(What the exercise asks) Wherever the string "icon" appears in the listing, copy that line.

(Items from a data source)

____________

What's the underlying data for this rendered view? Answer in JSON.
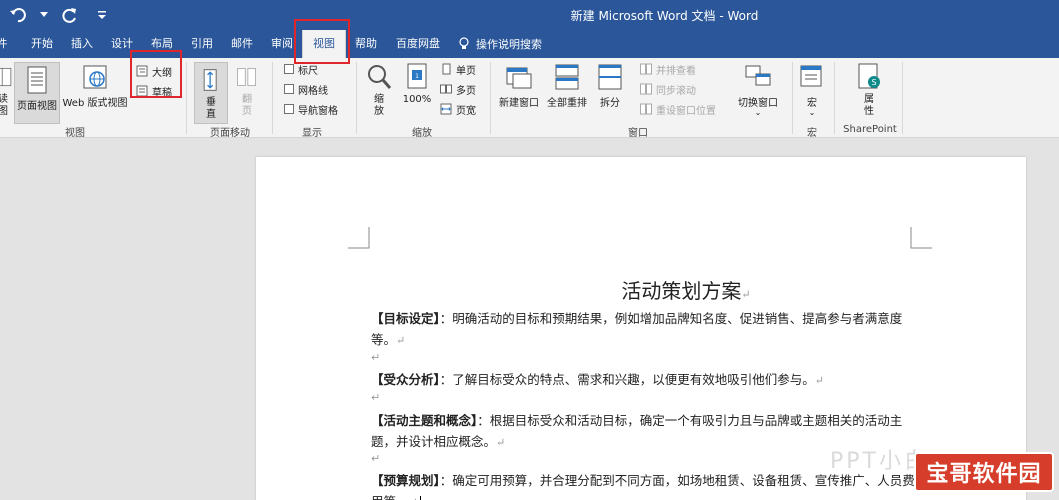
{
  "window": {
    "title": "新建 Microsoft Word 文档  -  Word"
  },
  "qat": {
    "undo_icon": "undo-icon",
    "redo_icon": "redo-icon",
    "customize_icon": "customize-qat-icon"
  },
  "tabs": [
    {
      "label": "件"
    },
    {
      "label": "开始"
    },
    {
      "label": "插入"
    },
    {
      "label": "设计"
    },
    {
      "label": "布局"
    },
    {
      "label": "引用"
    },
    {
      "label": "邮件"
    },
    {
      "label": "审阅"
    },
    {
      "label": "视图",
      "active": true
    },
    {
      "label": "帮助"
    },
    {
      "label": "百度网盘"
    }
  ],
  "tellme": {
    "label": "操作说明搜索"
  },
  "ribbon": {
    "views": {
      "label": "视图",
      "read_mode": "读\n图",
      "print_layout": "页面视图",
      "web_layout": "Web 版式视图",
      "outline": "大纲",
      "draft": "草稿"
    },
    "page_movement": {
      "label": "页面移动",
      "vertical": "垂\n直",
      "side_to_side": "翻\n页"
    },
    "show": {
      "label": "显示",
      "ruler": "标尺",
      "gridlines": "网格线",
      "nav_pane": "导航窗格"
    },
    "zoom": {
      "label": "缩放",
      "zoom": "缩\n放",
      "zoom100": "100%",
      "one_page": "单页",
      "multi_page": "多页",
      "page_width": "页宽"
    },
    "window": {
      "label": "窗口",
      "new_window": "新建窗口",
      "arrange_all": "全部重排",
      "split": "拆分",
      "side_by_side": "并排查看",
      "sync_scroll": "同步滚动",
      "reset_pos": "重设窗口位置",
      "switch_windows": "切换窗口"
    },
    "macros": {
      "label": "宏",
      "macros": "宏"
    },
    "sharepoint": {
      "label": "SharePoint",
      "properties": "属\n性"
    }
  },
  "document": {
    "title": "活动策划方案",
    "paragraphs": [
      {
        "head": "【目标设定】",
        "body": "：明确活动的目标和预期结果，例如增加品牌知名度、促进销售、提高参与者满意度等。"
      },
      {
        "head": "【受众分析】",
        "body": "：了解目标受众的特点、需求和兴趣，以便更有效地吸引他们参与。"
      },
      {
        "head": "【活动主题和概念】",
        "body": "：根据目标受众和活动目标，确定一个有吸引力且与品牌或主题相关的活动主题，并设计相应概念。"
      },
      {
        "head": "【预算规划】",
        "body": "：确定可用预算，并合理分配到不同方面，如场地租赁、设备租赁、宣传推广、人员费用等。"
      }
    ],
    "return_mark": "↵"
  },
  "watermark": {
    "faint": "PPT小白",
    "badge": "宝哥软件园"
  },
  "colors": {
    "ribbon_blue": "#2b579a",
    "highlight_red": "#e0262a",
    "badge_red": "#d63d2a"
  }
}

____________

(Written solution)
    "undo_icon": "undo-icon",
    "redo_icon": "redo-icon",
    "customize_icon": "customize-qat-icon"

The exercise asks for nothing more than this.